• EXCERPTED PASSAGE:
====================
# Acura MDX build - take 2



## Guest (Mar 25, 2014)

Well guys it's time to pick up where we left off on my last Brax System Build... I ended up selling off most of my Brax system from the previous build... 

But not all of it... I have a Brax Matrix X4 that I just couldn't bring myself to sell. There's not many of these in the States, mine is #10, so I just couldn't part with it. 

The system will be comprised of the following:

Source: Pioneer P99rs
Front Stage: Morel Supremo 2-way
Subwoofer: Morel Ultimo SC10 (2)
Front Stage Amplifier: Brax Matrix X4
Subwoofer Amplifier: TBD


----------



## Se7en (Mar 28, 2007)

Looking forward to seeing your build. Decided to stick with the Morels?


----------



## Guest (Mar 25, 2014)

Yes sir... Only other speakers I would change out for are the Dyn Esotar or Brax Matrix....

I just can't figure out a good way to mount that big E110 tweeter


----------



## casey (Dec 4, 2006)

not to throw a wrench but figured youd like to see anyway 

Brax HiFi M2CPP 6 5" Component Speakers | eBay


----------



## Guest (Mar 25, 2014)

Why is that a wrench ?


----------



## Coppertone (Oct 4, 2011)

Glad to see that your building yourself up again. I like your choice of equipment and just like you I couldn't see a way to mount those E110 without looking out of place.


----------



## casey (Dec 4, 2006)

SQ_MDX said:


> Why is that a wrench ?


It isnt really, but I figured you may be interested since that was what you were going to use originally. May be able to get them for a decent price!


----------



## Guest (Mar 25, 2014)

Thanks sir... I would love to use the E110 but just can't have gigantic apillars ....


----------



## Guest (Mar 25, 2014)

Yes sir, that is a very good price for those Brax speakers. Very good !


----------



## Coppertone (Oct 4, 2011)

I agree if you look into the interior of my car, all appears stock. I have Focal under the grills, and Dynaudio 650 in the doors. Sight unseen, sounds well done lol.


----------



## jayhawkblk (May 29, 2007)
====================
• Saved entries:
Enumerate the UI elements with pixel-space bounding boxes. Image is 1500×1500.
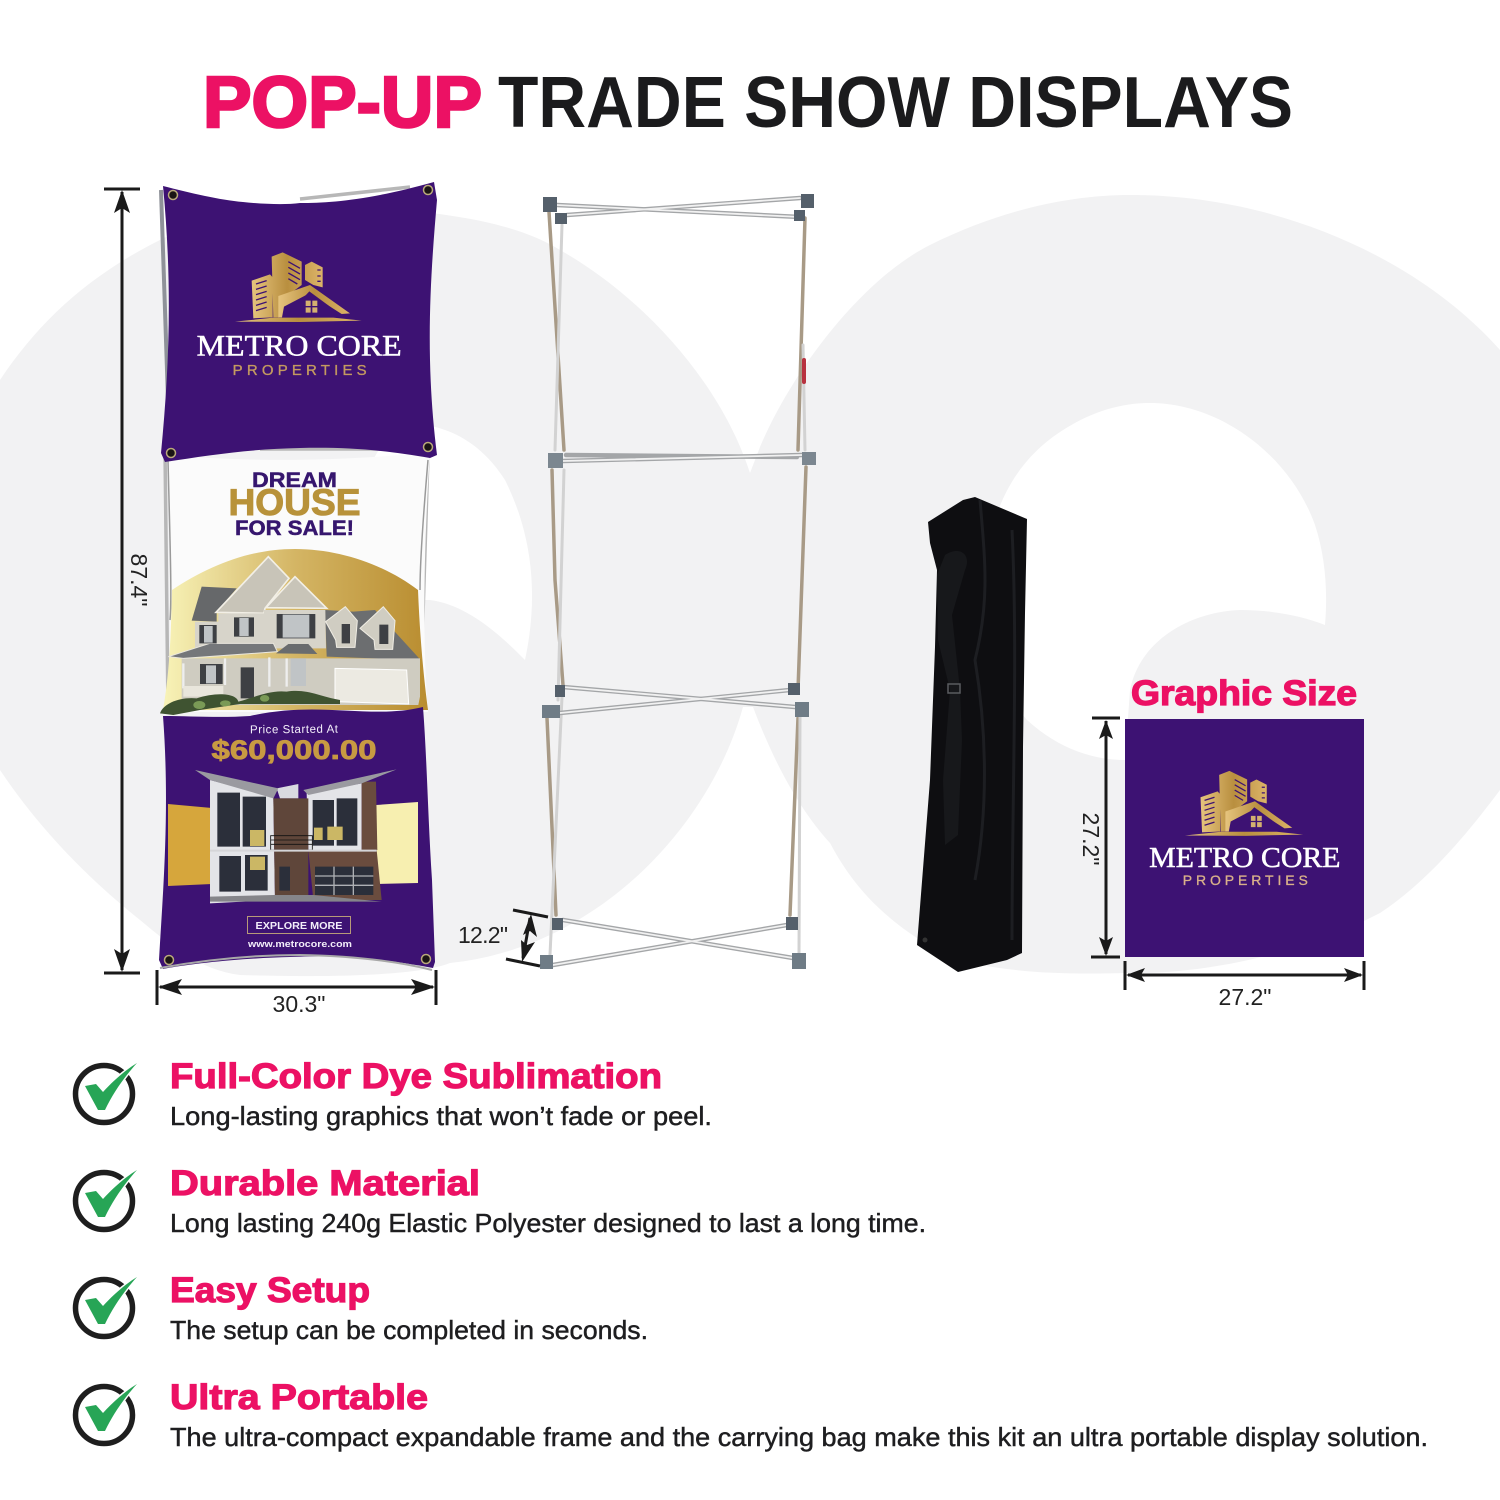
background shape: left lobe xyxy=(0,195,1500,976)
carrying bag xyxy=(917,497,1027,972)
dimension: graphic height 27.2 inches xyxy=(1078,718,1120,957)
grommets xyxy=(166,186,432,458)
panel: flat graphic xyxy=(1125,719,1364,957)
dimension: frame depth 12.2 inches xyxy=(458,910,548,966)
strap buckle xyxy=(948,684,960,693)
title xyxy=(203,63,1293,143)
gold bands xyxy=(168,804,212,886)
logo: Metro Core Properties: METRO CORE xyxy=(1149,843,1340,874)
sale headline: DREAM xyxy=(252,469,337,492)
description: The setup can be completed in seconds. xyxy=(170,1315,648,1345)
feature: full-color dye sublimation xyxy=(76,1057,712,1131)
panel: top purple banner xyxy=(161,182,437,462)
dimension: width 30.3 inches: 30.3" xyxy=(273,991,325,1017)
panel: bottom purple banner xyxy=(159,707,435,969)
grommets xyxy=(164,954,430,964)
logo: Metro Core Properties: PROPERTIES xyxy=(1183,872,1308,888)
price text: $60,000.00 xyxy=(212,735,376,765)
dimension: graphic width 27.2 inches xyxy=(1125,961,1364,1010)
dimension: height 87.4 inches xyxy=(104,189,152,973)
assembled display banner xyxy=(159,182,437,970)
background shape: left white hole xyxy=(353,424,532,660)
panel: middle white banner xyxy=(160,452,430,715)
sale headline xyxy=(228,469,360,540)
modern house illustration xyxy=(195,769,397,903)
heading: Full-Color Dye Sublimation xyxy=(170,1057,662,1096)
expanded pop-up frame xyxy=(540,194,816,969)
icon: check mark xyxy=(76,1170,137,1230)
gold dome xyxy=(163,549,428,710)
feature: durable material xyxy=(76,1164,926,1238)
logo: Metro Core Properties: PROPERTIES xyxy=(233,362,367,379)
silver cross bars xyxy=(553,198,802,965)
dimension: height 87.4 inches: 87.4" xyxy=(126,554,152,606)
title: TRADE SHOW DISPLAYS xyxy=(498,63,1293,143)
sale headline: FOR SALE! xyxy=(235,517,354,540)
logo: Metro Core Properties xyxy=(1149,771,1340,888)
bag fold highlights xyxy=(975,500,1015,940)
silver vertical struts xyxy=(550,225,805,955)
bag grommet xyxy=(922,938,928,942)
description: Long lasting 240g Elastic Polyester designed to last a long time. xyxy=(170,1208,926,1238)
logo: Metro Core Properties xyxy=(197,252,402,379)
dimension: frame depth 12.2 inches: 12.2" xyxy=(458,922,508,948)
icon: check mark xyxy=(76,1277,137,1336)
price text: Price Started At xyxy=(250,724,339,736)
feature: ultra portable xyxy=(76,1378,1428,1452)
frame bars behind banner xyxy=(165,187,428,710)
heading: Durable Material xyxy=(170,1164,480,1203)
house illustration xyxy=(160,557,421,715)
dimension: width 30.3 inches xyxy=(157,970,436,1017)
graphic size label: Graphic Size xyxy=(1131,674,1357,713)
dimension: graphic width 27.2 inches: 27.2" xyxy=(1219,984,1271,1010)
logo: Metro Core Properties: METRO CORE xyxy=(197,330,402,363)
heading: Ultra Portable xyxy=(170,1378,428,1417)
sale headline: HOUSE xyxy=(228,482,360,523)
background shape: right spiral hole xyxy=(985,403,1326,760)
icon: check mark xyxy=(76,1063,137,1122)
icon: check mark xyxy=(76,1384,137,1444)
shoulder strap xyxy=(937,551,967,845)
heading: Easy Setup xyxy=(170,1271,370,1310)
price text xyxy=(212,724,376,765)
website url: www.metrocore.com xyxy=(247,939,352,950)
description: The ultra-compact expandable frame and the carrying bag make this kit an ultra portable display solution. xyxy=(170,1422,1428,1452)
tan vertical struts xyxy=(547,212,806,915)
explore more button: EXPLORE MORE xyxy=(256,921,343,932)
corner connectors xyxy=(540,194,816,969)
dimension: graphic height 27.2 inches: 27.2" xyxy=(1078,813,1104,865)
title: POP-UP xyxy=(203,63,482,143)
explore more button xyxy=(248,916,350,934)
feature: easy setup xyxy=(76,1271,648,1345)
red label on strut xyxy=(802,360,806,382)
description: Long-lasting graphics that won’t fade or peel. xyxy=(170,1101,712,1131)
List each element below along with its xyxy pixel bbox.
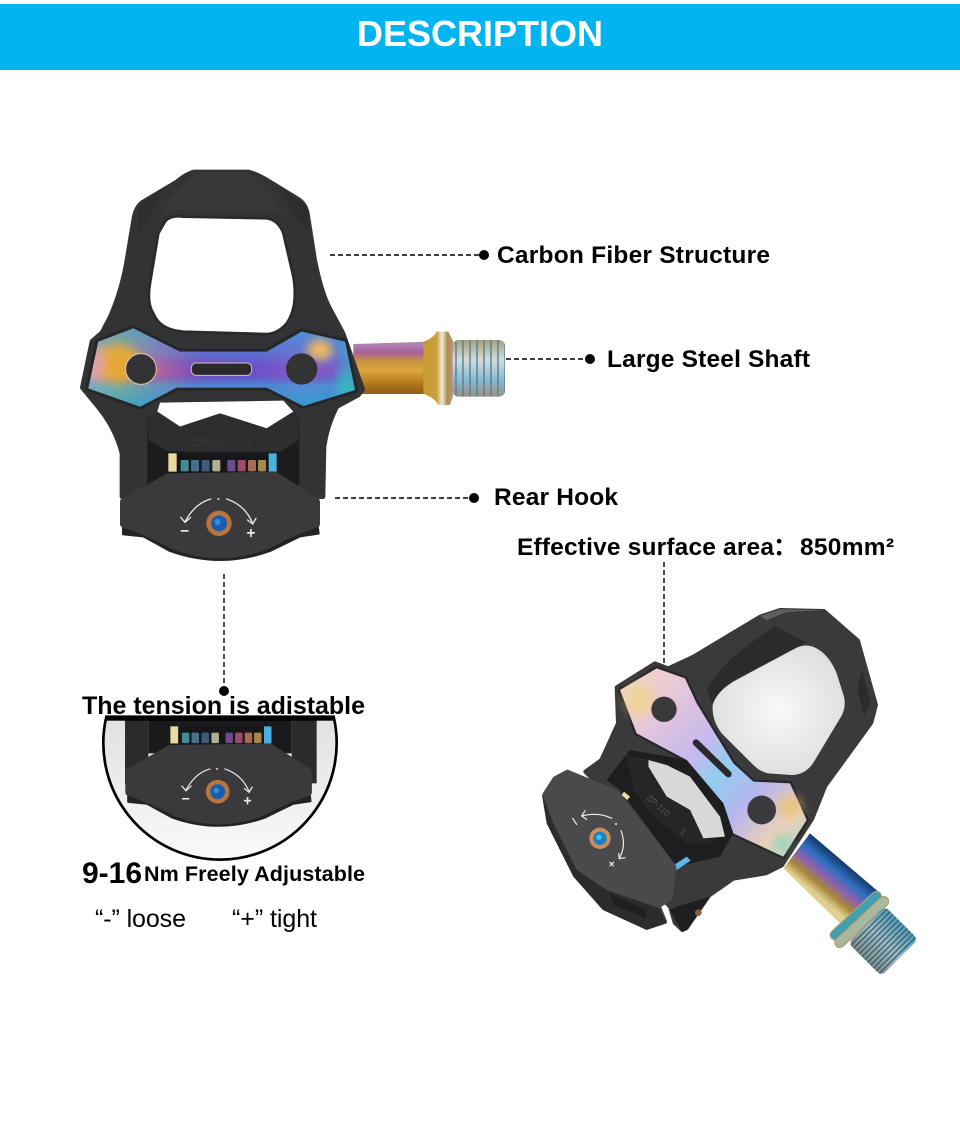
- callout: effective surface area: ：: [773, 534, 798, 561]
- pedal photo: angled view: [542, 609, 918, 976]
- iridescent cleat plate: [88, 328, 355, 407]
- callout: effective surface area: 850mm²: [800, 534, 894, 561]
- callout: effective surface area: [517, 534, 894, 664]
- adjustment range: [82, 857, 365, 890]
- carbon frame: [585, 610, 876, 930]
- adjustment screw: [206, 511, 232, 536]
- frame window: [713, 645, 845, 775]
- magnified hook: [125, 717, 317, 826]
- rear hook: −: [180, 523, 189, 540]
- pedal photo: top view: [82, 172, 505, 560]
- callout: large steel shaft: Large Steel Shaft: [607, 346, 810, 373]
- rear gap: [607, 750, 733, 870]
- rear hook: [123, 453, 318, 560]
- tension scale: [573, 811, 625, 859]
- callout: rear hook: [335, 484, 618, 511]
- adjustment range: 9-16: [82, 857, 142, 890]
- iridescent cleat plate: [620, 668, 807, 857]
- plate bolts and slot: [651, 697, 776, 824]
- callout: effective surface area: Effective surface area: [517, 534, 774, 561]
- connector to tension detail: [219, 574, 229, 696]
- cleat teeth: [168, 453, 277, 473]
- banner title: DESCRIPTION: [357, 13, 603, 54]
- rear hook: [542, 772, 710, 932]
- model mark: ZP-110: [645, 792, 672, 819]
- tension scale: [181, 499, 256, 524]
- rear hook: ×: [609, 859, 615, 870]
- callout: carbon fiber structure: Carbon Fiber Structure: [497, 242, 770, 269]
- carbon frame: [82, 172, 363, 497]
- model mark: ZP-110: [192, 437, 228, 449]
- adjustment range: Nm Freely Adjustable: [144, 862, 365, 886]
- frame facets: [138, 172, 308, 235]
- loose and tight legend: “+” tight: [232, 905, 317, 933]
- callout: carbon fiber structure: [330, 242, 770, 269]
- tension heading: The tension is adistable: [82, 692, 365, 720]
- shaft: [783, 833, 918, 976]
- loose and tight legend: [95, 905, 317, 933]
- rear hook: +: [247, 525, 256, 542]
- tension detail inset: [103, 716, 337, 860]
- adjustment screw: [589, 828, 611, 849]
- callout: rear hook: Rear Hook: [494, 484, 618, 511]
- rear gap: L: [679, 827, 689, 837]
- callout: large steel shaft: [506, 346, 810, 373]
- loose and tight legend: “-” loose: [95, 905, 186, 933]
- header banner: [0, 4, 960, 70]
- rear gap and hook base: L: [247, 437, 253, 449]
- plate bolts and slot: [126, 353, 317, 385]
- frame window: [149, 216, 295, 334]
- shaft: [353, 332, 505, 405]
- rear gap and hook base: [147, 401, 299, 485]
- frame shading: [707, 609, 871, 716]
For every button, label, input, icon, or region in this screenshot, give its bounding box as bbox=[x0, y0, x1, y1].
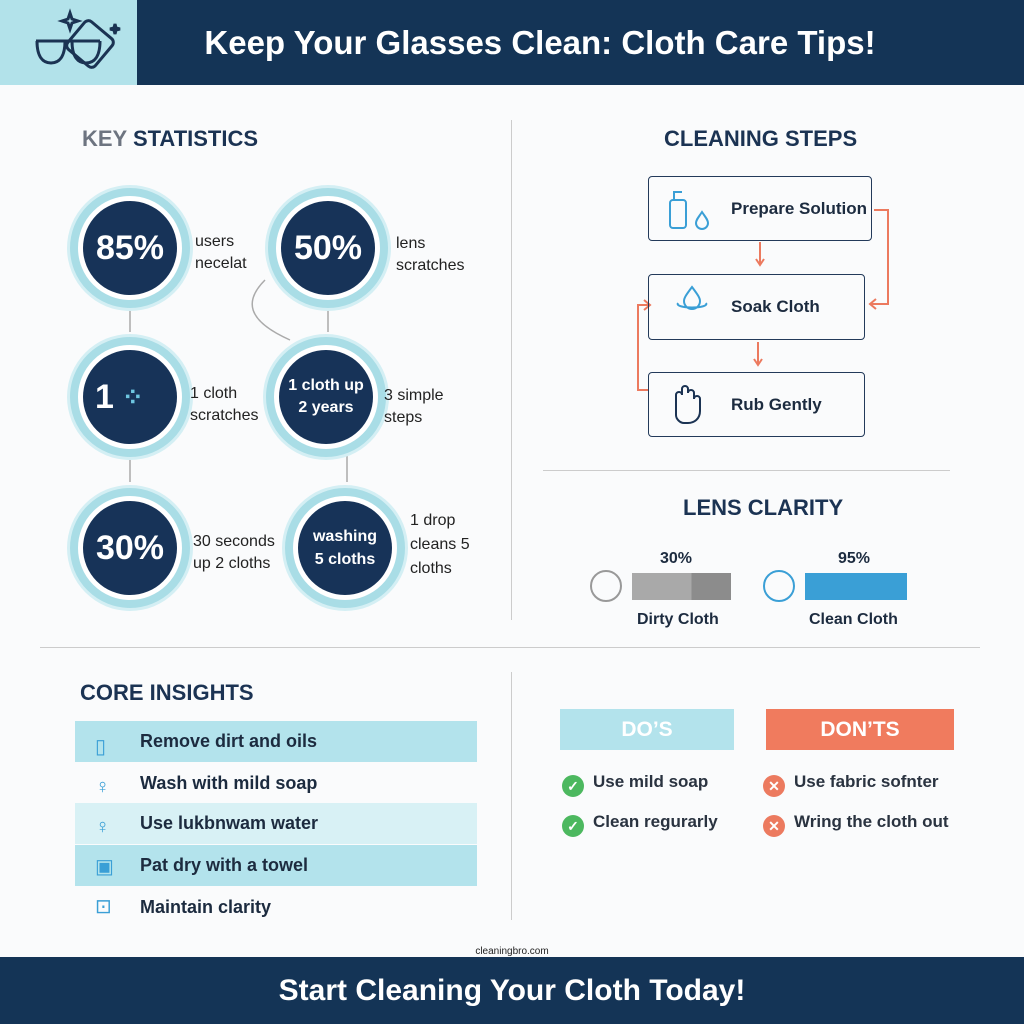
step 2: Soak Cloth bbox=[731, 297, 820, 316]
chart: clarity bars: 95% bbox=[838, 550, 870, 567]
text: necelat bbox=[195, 255, 247, 272]
list: insights: ⊡ bbox=[95, 896, 112, 918]
text: Wring the cloth out bbox=[794, 812, 949, 831]
stat 50% bbox=[268, 188, 388, 308]
list: insights: Use lukbnwam water bbox=[140, 813, 318, 833]
step 3: Rub Gently bbox=[731, 394, 822, 414]
text: cloths bbox=[410, 560, 452, 577]
panel: donts: DON’TS bbox=[820, 718, 900, 741]
list: insights: ▯ bbox=[95, 736, 106, 758]
text: ✓ bbox=[567, 778, 579, 794]
stat washing: 5 cloths bbox=[315, 551, 375, 568]
list: insights: Maintain clarity bbox=[140, 897, 271, 917]
flowchart bbox=[637, 176, 889, 437]
footer: Start Cleaning Your Cloth Today! bbox=[279, 974, 745, 1006]
heading: core insights: CORE INSIGHTS bbox=[80, 680, 254, 705]
stat 85%: 85% bbox=[96, 228, 164, 266]
text: scratches bbox=[396, 257, 464, 274]
chart: clarity bars bbox=[590, 550, 907, 628]
text: up 2 cloths bbox=[193, 555, 270, 572]
list: insights bbox=[75, 721, 477, 918]
text: 1 cloth bbox=[190, 385, 237, 402]
title: Keep Your Glasses Clean: Cloth Care Tips! bbox=[204, 24, 876, 60]
text: ✓ bbox=[567, 818, 579, 834]
text: ✕ bbox=[768, 818, 780, 834]
step 1: Prepare Solution bbox=[731, 198, 867, 218]
stat 1 cloth: 1 cloth up bbox=[288, 377, 364, 394]
source: cleaningbro.com bbox=[475, 946, 549, 957]
heading: lens clarity: LENS CLARITY bbox=[683, 495, 843, 520]
stat 30%: 30% bbox=[96, 528, 164, 566]
text: users bbox=[195, 233, 234, 250]
list: insights: ♀ bbox=[95, 776, 110, 798]
panel: stats bbox=[129, 280, 348, 482]
stat 85% bbox=[70, 188, 190, 308]
stat 1 cloth: 2 years bbox=[298, 399, 354, 416]
step 1 bbox=[648, 176, 872, 241]
list: insights: ▣ bbox=[95, 856, 114, 878]
list: insights: Wash with mild soap bbox=[140, 773, 317, 793]
panel: dos: DO’S bbox=[621, 718, 673, 741]
stat 1: ⁘ bbox=[122, 382, 144, 412]
stat 1 cloth bbox=[266, 337, 386, 457]
heading: key statistics: KEY STATISTICS bbox=[82, 126, 258, 151]
panel: dos bbox=[560, 709, 734, 750]
footer bbox=[0, 957, 1024, 1024]
stat 30% bbox=[70, 488, 190, 608]
list: insights: Remove dirt and oils bbox=[140, 731, 317, 751]
stat washing bbox=[285, 488, 405, 608]
text: steps bbox=[384, 409, 422, 426]
text: 3 simple bbox=[384, 387, 444, 404]
step 2 bbox=[648, 274, 865, 340]
chart: clarity bars: 30% bbox=[660, 550, 692, 567]
stat 1: 1 bbox=[95, 378, 114, 416]
panel: donts bbox=[766, 709, 954, 750]
divider bbox=[511, 120, 512, 620]
text: Use mild soap bbox=[593, 772, 708, 791]
text: 30 seconds bbox=[193, 533, 275, 550]
text: lens bbox=[396, 235, 425, 252]
heading: cleaning steps: CLEANING STEPS bbox=[664, 126, 857, 151]
text: 1 drop bbox=[410, 512, 455, 529]
text: Clean regurarly bbox=[593, 812, 718, 831]
stat washing: washing bbox=[313, 528, 377, 545]
icon: glasses bbox=[0, 0, 137, 85]
header bbox=[0, 0, 1024, 85]
list: insights: ♀ bbox=[95, 816, 110, 838]
stat 1 bbox=[70, 337, 190, 457]
chart: clarity bars: Clean Cloth bbox=[809, 611, 898, 628]
text: ✕ bbox=[768, 778, 780, 794]
chart: clarity bars: Dirty Cloth bbox=[637, 611, 719, 628]
list: insights: Pat dry with a towel bbox=[140, 855, 308, 875]
step 3 bbox=[648, 372, 865, 437]
stat 50%: 50% bbox=[294, 228, 362, 266]
text: Use fabric sofnter bbox=[794, 772, 939, 791]
text: scratches bbox=[190, 407, 258, 424]
text: cleans 5 bbox=[410, 536, 470, 553]
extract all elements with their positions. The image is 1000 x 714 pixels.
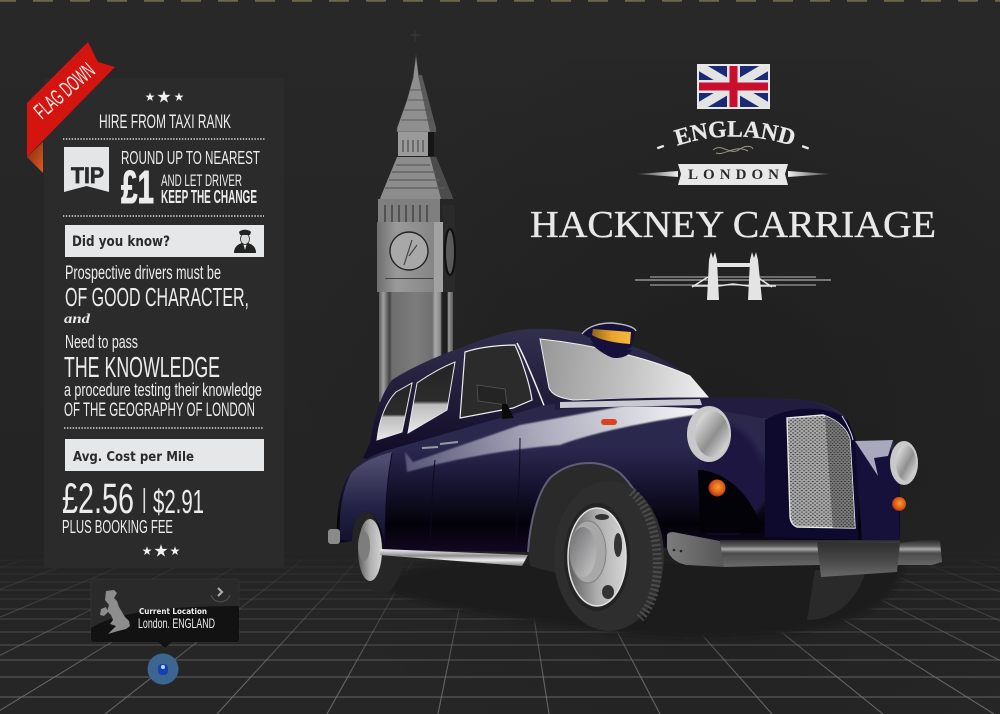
====================
• PROBLEM SET:
(a) In the Acura MDX build thread, condense the paragraph beginning "But not all of it..." into a short bulleted list that keeps its main facts.
(b) Transcribe the part of the Acura MDX build thread starting at "Looking forward to" and ending at "or Brax Matrix....".

• CORRECT ANSWERS:
(a)
- Not all of the previous Brax system was sold.
- A Brax Matrix X4 was kept.
- Few of these units exist in the States.
- This one is #10, so the owner couldn't part with it.

(b)
Looking forward to seeing your build. Decided to stick with the Morels?


----------



## Guest (Mar 25, 2014)

Yes sir... Only other speakers I would change out for are the Dyn Esotar or Brax Matrix....